▶ [GIVEN TASK]
Type every record exactly as it appears.
##############################
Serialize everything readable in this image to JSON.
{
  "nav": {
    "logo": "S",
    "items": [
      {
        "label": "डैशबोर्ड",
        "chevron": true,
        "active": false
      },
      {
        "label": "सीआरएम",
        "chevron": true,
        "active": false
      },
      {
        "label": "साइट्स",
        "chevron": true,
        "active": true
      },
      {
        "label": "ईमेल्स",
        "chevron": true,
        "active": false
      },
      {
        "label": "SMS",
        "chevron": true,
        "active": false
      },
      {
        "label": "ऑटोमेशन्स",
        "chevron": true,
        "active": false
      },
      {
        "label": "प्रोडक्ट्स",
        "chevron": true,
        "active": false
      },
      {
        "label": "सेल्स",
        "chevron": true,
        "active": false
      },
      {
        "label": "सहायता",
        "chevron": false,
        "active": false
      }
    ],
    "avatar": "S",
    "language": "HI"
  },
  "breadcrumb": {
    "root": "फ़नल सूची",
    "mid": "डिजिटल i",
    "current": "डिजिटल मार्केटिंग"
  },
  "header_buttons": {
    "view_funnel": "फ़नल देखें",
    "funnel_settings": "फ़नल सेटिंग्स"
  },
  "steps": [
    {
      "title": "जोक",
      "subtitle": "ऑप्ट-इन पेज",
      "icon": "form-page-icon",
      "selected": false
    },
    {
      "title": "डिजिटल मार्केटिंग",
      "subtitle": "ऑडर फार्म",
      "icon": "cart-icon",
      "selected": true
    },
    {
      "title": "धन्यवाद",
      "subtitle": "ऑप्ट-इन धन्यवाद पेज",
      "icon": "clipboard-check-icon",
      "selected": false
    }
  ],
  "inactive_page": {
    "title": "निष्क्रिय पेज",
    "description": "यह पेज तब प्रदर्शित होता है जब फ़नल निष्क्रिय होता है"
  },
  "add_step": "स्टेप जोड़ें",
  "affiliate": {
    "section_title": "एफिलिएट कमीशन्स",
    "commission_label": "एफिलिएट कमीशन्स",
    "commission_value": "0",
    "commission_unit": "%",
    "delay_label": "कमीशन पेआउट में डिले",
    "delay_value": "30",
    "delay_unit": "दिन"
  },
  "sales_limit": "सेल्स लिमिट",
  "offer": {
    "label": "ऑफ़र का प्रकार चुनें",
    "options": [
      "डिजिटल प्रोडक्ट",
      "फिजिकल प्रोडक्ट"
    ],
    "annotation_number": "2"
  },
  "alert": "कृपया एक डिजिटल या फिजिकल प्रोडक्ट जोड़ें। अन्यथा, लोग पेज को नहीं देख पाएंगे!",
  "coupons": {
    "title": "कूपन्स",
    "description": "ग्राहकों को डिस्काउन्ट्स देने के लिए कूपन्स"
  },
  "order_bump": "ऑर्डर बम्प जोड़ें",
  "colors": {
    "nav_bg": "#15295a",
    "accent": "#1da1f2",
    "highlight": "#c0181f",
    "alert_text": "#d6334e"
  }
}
##############################
▶ [SOLVED EXERCISE]
Serialize everything readable in this image to JSON.
{
  "nav": {
    "logo": "S",
    "items": [
      {
        "label": "डैशबोर्ड",
        "chevron": true,
        "active": false
      },
      {
        "label": "सीआरएम",
        "chevron": true,
        "active": false
      },
      {
        "label": "साइट्स",
        "chevron": true,
        "active": true
      },
      {
        "label": "ईमेल्स",
        "chevron": true,
        "active": false
      },
      {
        "label": "SMS",
        "chevron": true,
        "active": false
      },
      {
        "label": "ऑटोमेशन्स",
        "chevron": true,
        "active": false
      },
      {
        "label": "प्रोडक्ट्स",
        "chevron": true,
        "active": false
      },
      {
        "label": "सेल्स",
        "chevron": true,
        "active": false
      },
      {
        "label": "सहायता",
        "chevron": false,
        "active": false
      }
    ],
    "avatar": "S",
    "language": "HI"
  },
  "breadcrumb": {
    "root": "फ़नल सूची",
    "mid": "डिजिटल i",
    "current": "डिजिटल मार्केटिंग"
  },
  "header_buttons": {
    "view_funnel": "फ़नल देखें",
    "funnel_settings": "फ़नल सेटिंग्स"
  },
  "steps": [
    {
      "title": "जोक",
      "subtitle": "ऑप्ट-इन पेज",
      "icon": "form-page-icon",
      "selected": false
    },
    {
      "title": "डिजिटल मार्केटिंग",
      "subtitle": "ऑडर फार्म",
      "icon": "cart-icon",
      "selected": true
    },
    {
      "title": "धन्यवाद",
      "subtitle": "ऑप्ट-इन धन्यवाद पेज",
      "icon": "clipboard-check-icon",
      "selected": false
    }
  ],
  "inactive_page": {
    "title": "निष्क्रिय पेज",
    "description": "यह पेज तब प्रदर्शित होता है जब फ़नल निष्क्रिय होता है"
  },
  "add_step": "स्टेप जोड़ें",
  "affiliate": {
    "section_title": "एफिलिएट कमीशन्स",
    "commission_label": "एफिलिएट कमीशन्स",
    "commission_value": "0",
    "commission_unit": "%",
    "delay_label": "कमीशन पेआउट में डिले",
    "delay_value": "30",
    "delay_unit": "दिन"
  },
  "sales_limit": "सेल्स लिमिट",
  "offer": {
    "label": "ऑफ़र का प्रकार चुनें",
    "options": [
      "डिजिटल प्रोडक्ट",
      "फिजिकल प्रोडक्ट"
    ],
    "annotation_number": "2"
  },
  "alert": "कृपया एक डिजिटल या फिजिकल प्रोडक्ट जोड़ें। अन्यथा, लोग पेज को नहीं देख पाएंगे!",
  "coupons": {
    "title": "कूपन्स",
    "description": "ग्राहकों को डिस्काउन्ट्स देने के लिए कूपन्स"
  },
  "order_bump": "ऑर्डर बम्प जोड़ें",
  "colors": {
    "nav_bg": "#15295a",
    "accent": "#1da1f2",
    "highlight": "#c0181f",
    "alert_text": "#d6334e"
  }
}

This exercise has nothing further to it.